MATERIAL SHOWN »
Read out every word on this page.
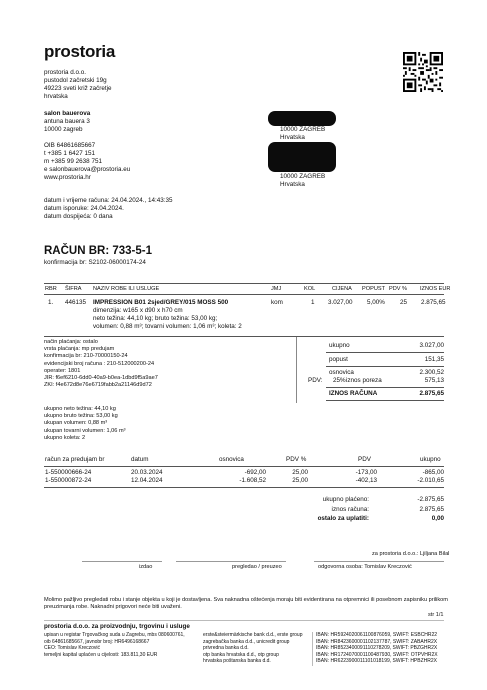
prostoria
prostoria d.o.o.
pustodol začretski 19g
49223 sveti križ začretje
hrvatska
salon bauerova
antuna bauera 3
10000 zagreb
OIB 64861685667
t +385 1 6427 151
m +385 99 2638 751
e salonbauerova@prostoria.eu
www.prostoria.hr
10000 ZAGREB
Hrvatska
10000 ZAGREB
Hrvatska
datum i vrijeme računa: 24.04.2024., 14:43:35
datum isporuke: 24.04.2024.
datum dospijeća: 0 dana
RAČUN BR: 733-5-1
konfirmacija br: S2102-06000174-24
RBR ŠIFRA NAZIV ROBE ILI USLUGE	JMJ	KOL	CIJENA POPUST PDV % IZNOS EUR
1. 446135 IMPRESSION B01 2sjed/GREY/015 MOSS 500
dimenzija: w165 x d90 x h70 cm
neto težina: 44,10 kg; bruto težina: 53,00 kg;
volumen: 0,88 m³; tovarni volumen: 1,06 m³; koleta: 2
kom	1 3.027,00 5,00% 25 2.875,65
način plaćanja: ostalo
vrsta plaćanja: mp predujam
konfirmacija br: 210-70000150-24
evidencijski broj računa : 210-512000200-24
operater: 1801
JIR: f6ef6210-6dd0-40a9-b0ea-1dbd9f5a9ae7
ZKI: f4e672d8e76e6719fabb2a21146d9d72
ukupno	3.027,00
popust	151,35
osnovica	2.300,52
PDV: 25% iznos poreza	575,13
IZNOS RAČUNA	2.875,65
ukupno neto težina: 44,10 kg
ukupno bruto težina: 53,00 kg
ukupan volumen: 0,88 m³
ukupan tovarni volumen: 1,06 m³
ukupno koleta: 2
račun za predujam br	datum	osnovica	PDV %	PDV	ukupno
1-550000666-24	20.03.2024	-692,00	25,00	-173,00	-865,00
1-550000872-24	12.04.2024	-1.608,52	25,00	-402,13	-2.010,65
ukupno plaćeno:	-2.875,65
iznos računa:	2.875,65
ostalo za uplatiti:	0,00
za prostoria d.o.o.: Ljiljana Bilal
izdao	pregledao / preuzeo	odgovorna osoba: Tomislav Kreczović
Molimo pažljivo pregledati robu i stanje objekta u koji je dostavljena. Sva naknadna oštećenja moraju biti evidentirana na otpremnici ili posebnom zapisniku prilikom
preuzimanja robe. Naknadni prigovori neće biti uvaženi.
str 1/1
prostoria d.o.o. za proizvodnju, trgovinu i usluge
upisan u registar Trgovačkog suda u Zagrebu, mbs 080600761,
oib 64861685667, javnobr broj: HR6496168667
CEO: Tomislav Kreczović
temeljni kapital uplaćen u cijelosti: 183.811,30 EUR
erste&steiermärkische bank d.d., erste group
zagrebačka banka d.d., unicredit group
privredna banka d.d.
otp banka hrvatska d.d., otp group
hrvatska poštanska banka d.d.
IBAN: HR5924020061100876059, SWIFT: ESBCHR22
IBAN: HR8423600001102137787, SWIFT: ZABAHR2X
IBAN: HR8523400091110278209, SWIFT: PBZGHR2X
IBAN: HR1724070001100487930, SWIFT: OTPVHR2X
IBAN: HR6223900011101018199, SWIFT: HPBZHR2X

WHAT IS NEEDED »
Nothing in the entries above should change when they are printed again, except that the pictures are dropped.

COMPLETE OUTPUT »
Read out every word on this page.
prostoria
prostoria d.o.o.
pustodol začretski 19g
49223 sveti križ začretje
hrvatska
salon bauerova
antuna bauera 3
10000 zagreb
OIB 64861685667
t +385 1 6427 151
m +385 99 2638 751
e salonbauerova@prostoria.eu
www.prostoria.hr
10000 ZAGREB
Hrvatska
10000 ZAGREB
Hrvatska
datum i vrijeme računa: 24.04.2024., 14:43:35
datum isporuke: 24.04.2024.
datum dospijeća: 0 dana
RAČUN BR: 733-5-1
konfirmacija br: S2102-06000174-24
RBR ŠIFRA NAZIV ROBE ILI USLUGE	JMJ	KOL	CIJENA POPUST PDV % IZNOS EUR
1. 446135 IMPRESSION B01 2sjed/GREY/015 MOSS 500
dimenzija: w165 x d90 x h70 cm
neto težina: 44,10 kg; bruto težina: 53,00 kg;
volumen: 0,88 m³; tovarni volumen: 1,06 m³; koleta: 2
kom	1 3.027,00 5,00% 25 2.875,65
način plaćanja: ostalo
vrsta plaćanja: mp predujam
konfirmacija br: 210-70000150-24
evidencijski broj računa : 210-512000200-24
operater: 1801
JIR: f6ef6210-6dd0-40a9-b0ea-1dbd9f5a9ae7
ZKI: f4e672d8e76e6719fabb2a21146d9d72
ukupno	3.027,00
popust	151,35
osnovica	2.300,52
PDV: 25% iznos poreza	575,13
IZNOS RAČUNA	2.875,65
ukupno neto težina: 44,10 kg
ukupno bruto težina: 53,00 kg
ukupan volumen: 0,88 m³
ukupan tovarni volumen: 1,06 m³
ukupno koleta: 2
račun za predujam br	datum	osnovica	PDV %	PDV	ukupno
1-550000666-24	20.03.2024	-692,00	25,00	-173,00	-865,00
1-550000872-24	12.04.2024	-1.608,52	25,00	-402,13	-2.010,65
ukupno plaćeno:	-2.875,65
iznos računa:	2.875,65
ostalo za uplatiti:	0,00
za prostoria d.o.o.: Ljiljana Bilal
izdao	pregledao / preuzeo	odgovorna osoba: Tomislav Kreczović
Molimo pažljivo pregledati robu i stanje objekta u koji je dostavljena. Sva naknadna oštećenja moraju biti evidentirana na otpremnici ili posebnom zapisniku prilikom
preuzimanja robe. Naknadni prigovori neće biti uvaženi.
str 1/1
prostoria d.o.o. za proizvodnju, trgovinu i usluge
upisan u registar Trgovačkog suda u Zagrebu, mbs 080600761,
oib 64861685667, javnobr broj: HR6496168667
CEO: Tomislav Kreczović
temeljni kapital uplaćen u cijelosti: 183.811,30 EUR
erste&steiermärkische bank d.d., erste group
zagrebačka banka d.d., unicredit group
privredna banka d.d.
otp banka hrvatska d.d., otp group
hrvatska poštanska banka d.d.
IBAN: HR5924020061100876059, SWIFT: ESBCHR22
IBAN: HR8423600001102137787, SWIFT: ZABAHR2X
IBAN: HR8523400091110278209, SWIFT: PBZGHR2X
IBAN: HR1724070001100487930, SWIFT: OTPVHR2X
IBAN: HR6223900011101018199, SWIFT: HPBZHR2X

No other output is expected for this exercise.